Le général de Gaulle lors de l’enregistrement de l’allocution reconnaissant le droit des Algériens à l’autodétermination, le 16 septembre 1959, à l’Elysée. (AFP)
Plus d’un demi-siècle après la fin de la guerre, l’Histoire est donc encore un champ de bataille…
Après l’indépendance, les guerres de mémoires ont démarré. On l’a vu en France, avec l’impossibilité de trouver une date de commémoration de la fin de la guerre d’Algérie. En 2016, François Hollande retient la date du cessez-le-feu du 19 mars 1962, mais elle a toujours été contestée par l’extrême droite et une partie de la droite, au motif que d’autres morts ont été déplorés après : la fusillade de la rue d’Isly, les enlèvements d’Européens à Oran, les massacres de harkis… On l’a vu aussi avec la loi du 23 février 2005reconnaissant le « rôle positif de la colonisation ». Ce n’est qu’à la suite d’une pétition lancée par des historiens, chercheurs et enseignants que l’article 4 de la loi a été déclassé par le Conseil constitutionnel, puis abrogé par un décret.
————
• CONSIGNES DE TRAVAIL
Résumez en deux phrases le passage choisi sur les guerres de mémoires liées à la guerre d'Algérie.

• DONNÉES ENREGISTRÉES
————
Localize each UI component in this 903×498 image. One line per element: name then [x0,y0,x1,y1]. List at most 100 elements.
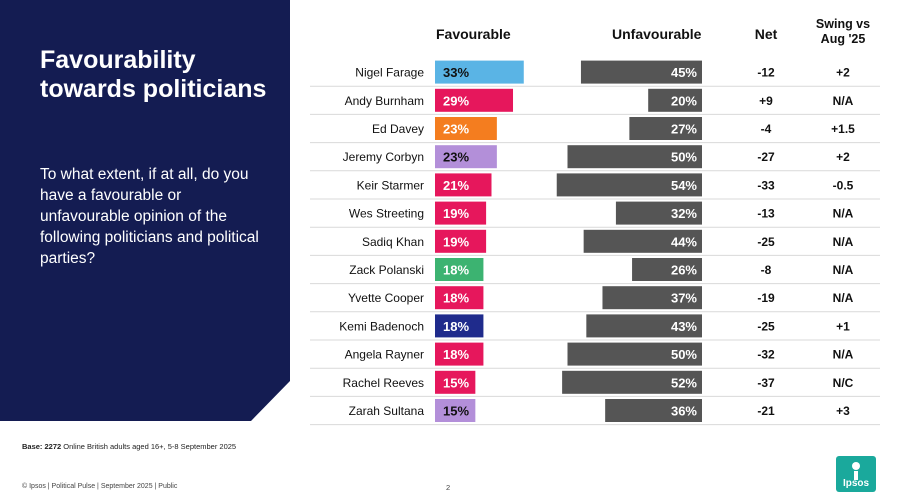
————
• RÉSULTAT ATTENDU
Après l'indépendance, des guerres de mémoires ont démarré, comme le montre en France l'impossibilité de trouver une date de commémoration de la fin de la guerre d'Algérie : celle du cessez-le-feu du 19 mars 1962, retenue par François Hollande en 2016, a toujours été contestée par l'extrême droite et une partie de la droite. La loi du 23 février 2005 reconnaissant le « rôle positif de la colonisation » en est un autre exemple, puisque son article 4 n'a été déclassé par le Conseil constitutionnel, puis abrogé par un décret, qu'à la suite d'une pétition d'historiens, de chercheurs et d'enseignants.